> **Set task**
Each line below should be retyped exactly, with no pictures.

> **Dataset entries**

-----

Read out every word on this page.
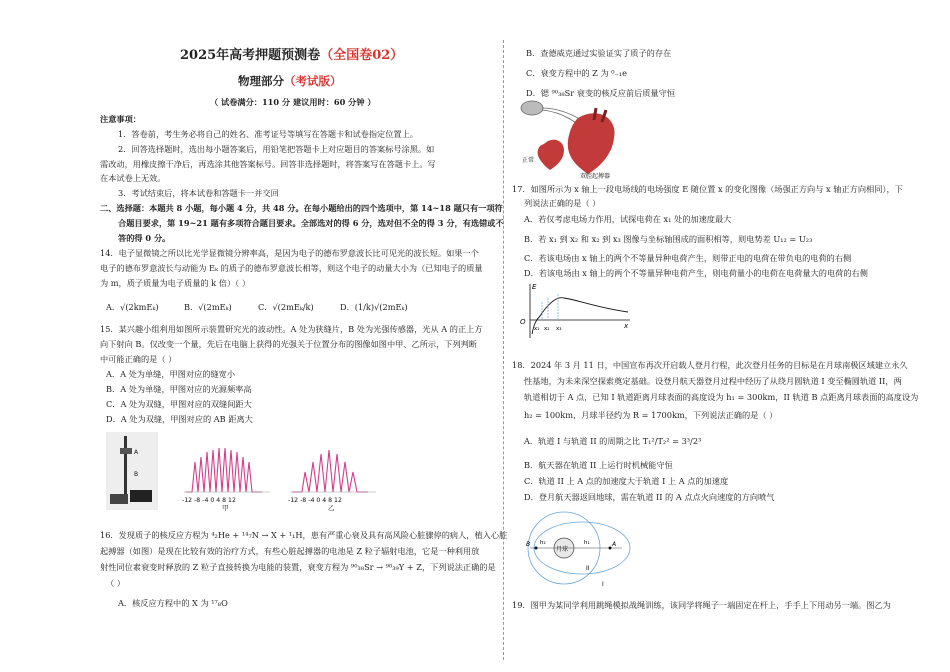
2025年高考押题预测卷（全国卷02）
物理部分（考试版）
（ 试卷满分：110 分 建议用时：60 分钟 ）
注意事项：
1．答卷前，考生务必将自己的姓名、准考证号等填写在答题卡和试卷指定位置上。
2．回答选择题时，选出每小题答案后，用铅笔把答题卡上对应题目的答案标号涂黑。如
需改动，用橡皮擦干净后，再选涂其他答案标号。回答非选择题时，将答案写在答题卡上。写
在本试卷上无效。
3．考试结束后，将本试卷和答题卡一并交回
二、选择题：本题共 8 小题，每小题 4 分，共 48 分。在每小题给出的四个选项中，第 14~18 题只有一项符
合题目要求，第 19~21 题有多项符合题目要求。全部选对的得 6 分，选对但不全的得 3 分，有选错或不
答的得 0 分。
14．电子显微镜之所以比光学显微镜分辨率高，是因为电子的德布罗意波长比可见光的波长短。如果一个
电子的德布罗意波长与动能为 Eₖ 的质子的德布罗意波长相等，则这个电子的动量大小为（已知电子的质量
为 m，质子质量为电子质量的 k 倍）（ ）
A．√(2kmEₖ)	B．√(2mEₖ)	C．√(2mEₖ/k)	D．(1/k)√(2mEₖ)
15．某兴趣小组利用如图所示装置研究光的波动性。A 处为狭缝片，B 处为光强传感器，光从 A 的正上方
向下射向 B。仅改变一个量，先后在电脑上获得的光强关于位置分布的图像如图中甲、乙所示，下列判断
中可能正确的是（ ）
A．A 处为单缝，甲图对应的缝宽小
B．A 处为单缝，甲图对应的光源频率高
C．A 处为双缝，甲图对应的双缝间距大
D．A 处为双缝，甲图对应的 AB 距离大
A
B
-12 -8 -4 0 4 8 12
甲
-12 -8 -4 0 4 8 12
乙
16．发现质子的核反应方程为 ⁴₂He + ¹⁴₇N → X + ¹₁H，患有严重心衰及具有高风险心脏骤停的病人，植入心脏
起搏器（如图）是现在比较有效的治疗方式，有些心脏起搏器的电池是 Z 粒子辐射电池，它是一种利用放
射性同位素衰变时释放的 Z 粒子直接转换为电能的装置，衰变方程为 ⁹⁰₃₈Sr → ⁹⁰₃₉Y + Z，下列说法正确的是
（ ）
A．核反应方程中的 X 为 ¹⁷₈O
B．查德威克通过实验证实了质子的存在
C．衰变方程中的 Z 为 ⁰₋₁e
D．锶 ⁹⁰₃₈Sr 衰变的核反应前后质量守恒
正常
双腔起搏器
17．如图所示为 x 轴上一段电场线的电场强度 E 随位置 x 的变化图像（场强正方向与 x 轴正方向相同），下
列说法正确的是（ ）
A．若仅考虑电场力作用，试探电荷在 x₁ 处的加速度最大
B．若 x₁ 到 x₂ 和 x₂ 到 x₃ 图像与坐标轴围成的面积相等，则电势差 U₁₂ = U₂₃
C．若该电场由 x 轴上的两个不等量异种电荷产生，则带正电的电荷在带负电的电荷的右侧
D．若该电场由 x 轴上的两个不等量异种电荷产生，则电荷量小的电荷在电荷量大的电荷的右侧
E
O	x
x₁ x₂ x₃
18．2024 年 3 月 11 日，中国宣布再次开启载人登月行程，此次登月任务的目标是在月球南极区域建立永久
性基地，为未来深空探索奠定基础。设登月航天器登月过程中经历了从绕月圆轨道 I 变至椭圆轨道 II，两
轨道相切于 A 点，已知 I 轨道距离月球表面的高度设为 h₁ = 300km，II 轨道 B 点距离月球表面的高度设为
h₂ = 100km，月球半径约为 R = 1700km，下列说法正确的是（ ）
A．轨道 I 与轨道 II 的周期之比 T₁²/T₂² = 3³/2³
B．航天器在轨道 II 上运行时机械能守恒
C．轨道 II 上 A 点的加速度大于轨道 I 上 A 点的加速度
D．登月航天器返回地球，需在轨道 II 的 A 点点火向速度的方向喷气
月球
B	A
h₂	h₁
II
I
19．图甲为某同学利用跳绳模拟战绳训练，该同学将绳子一端固定在杆上，手手上下用动另一端。图乙为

-----

> **Response below**
Read out every word on this page.
2025年高考押题预测卷（全国卷02）
物理部分（考试版）
（ 试卷满分：110 分 建议用时：60 分钟 ）
注意事项：
1．答卷前，考生务必将自己的姓名、准考证号等填写在答题卡和试卷指定位置上。
2．回答选择题时，选出每小题答案后，用铅笔把答题卡上对应题目的答案标号涂黑。如
需改动，用橡皮擦干净后，再选涂其他答案标号。回答非选择题时，将答案写在答题卡上。写
在本试卷上无效。
3．考试结束后，将本试卷和答题卡一并交回
二、选择题：本题共 8 小题，每小题 4 分，共 48 分。在每小题给出的四个选项中，第 14~18 题只有一项符
合题目要求，第 19~21 题有多项符合题目要求。全部选对的得 6 分，选对但不全的得 3 分，有选错或不
答的得 0 分。
14．电子显微镜之所以比光学显微镜分辨率高，是因为电子的德布罗意波长比可见光的波长短。如果一个
电子的德布罗意波长与动能为 Eₖ 的质子的德布罗意波长相等，则这个电子的动量大小为（已知电子的质量
为 m，质子质量为电子质量的 k 倍）（ ）
A．√(2kmEₖ)	B．√(2mEₖ)	C．√(2mEₖ/k)	D．(1/k)√(2mEₖ)
15．某兴趣小组利用如图所示装置研究光的波动性。A 处为狭缝片，B 处为光强传感器，光从 A 的正上方
向下射向 B。仅改变一个量，先后在电脑上获得的光强关于位置分布的图像如图中甲、乙所示，下列判断
中可能正确的是（ ）
A．A 处为单缝，甲图对应的缝宽小
B．A 处为单缝，甲图对应的光源频率高
C．A 处为双缝，甲图对应的双缝间距大
D．A 处为双缝，甲图对应的 AB 距离大
A
B
-12 -8 -4 0 4 8 12
甲
-12 -8 -4 0 4 8 12
乙
16．发现质子的核反应方程为 ⁴₂He + ¹⁴₇N → X + ¹₁H，患有严重心衰及具有高风险心脏骤停的病人，植入心脏
起搏器（如图）是现在比较有效的治疗方式，有些心脏起搏器的电池是 Z 粒子辐射电池，它是一种利用放
射性同位素衰变时释放的 Z 粒子直接转换为电能的装置，衰变方程为 ⁹⁰₃₈Sr → ⁹⁰₃₉Y + Z，下列说法正确的是
（ ）
A．核反应方程中的 X 为 ¹⁷₈O
B．查德威克通过实验证实了质子的存在
C．衰变方程中的 Z 为 ⁰₋₁e
D．锶 ⁹⁰₃₈Sr 衰变的核反应前后质量守恒
正常
双腔起搏器
17．如图所示为 x 轴上一段电场线的电场强度 E 随位置 x 的变化图像（场强正方向与 x 轴正方向相同），下
列说法正确的是（ ）
A．若仅考虑电场力作用，试探电荷在 x₁ 处的加速度最大
B．若 x₁ 到 x₂ 和 x₂ 到 x₃ 图像与坐标轴围成的面积相等，则电势差 U₁₂ = U₂₃
C．若该电场由 x 轴上的两个不等量异种电荷产生，则带正电的电荷在带负电的电荷的右侧
D．若该电场由 x 轴上的两个不等量异种电荷产生，则电荷量小的电荷在电荷量大的电荷的右侧
E
O	x
x₁ x₂ x₃
18．2024 年 3 月 11 日，中国宣布再次开启载人登月行程，此次登月任务的目标是在月球南极区域建立永久
性基地，为未来深空探索奠定基础。设登月航天器登月过程中经历了从绕月圆轨道 I 变至椭圆轨道 II，两
轨道相切于 A 点，已知 I 轨道距离月球表面的高度设为 h₁ = 300km，II 轨道 B 点距离月球表面的高度设为
h₂ = 100km，月球半径约为 R = 1700km，下列说法正确的是（ ）
A．轨道 I 与轨道 II 的周期之比 T₁²/T₂² = 3³/2³
B．航天器在轨道 II 上运行时机械能守恒
C．轨道 II 上 A 点的加速度大于轨道 I 上 A 点的加速度
D．登月航天器返回地球，需在轨道 II 的 A 点点火向速度的方向喷气
月球
B	A
h₂	h₁
II
I
19．图甲为某同学利用跳绳模拟战绳训练，该同学将绳子一端固定在杆上，手手上下用动另一端。图乙为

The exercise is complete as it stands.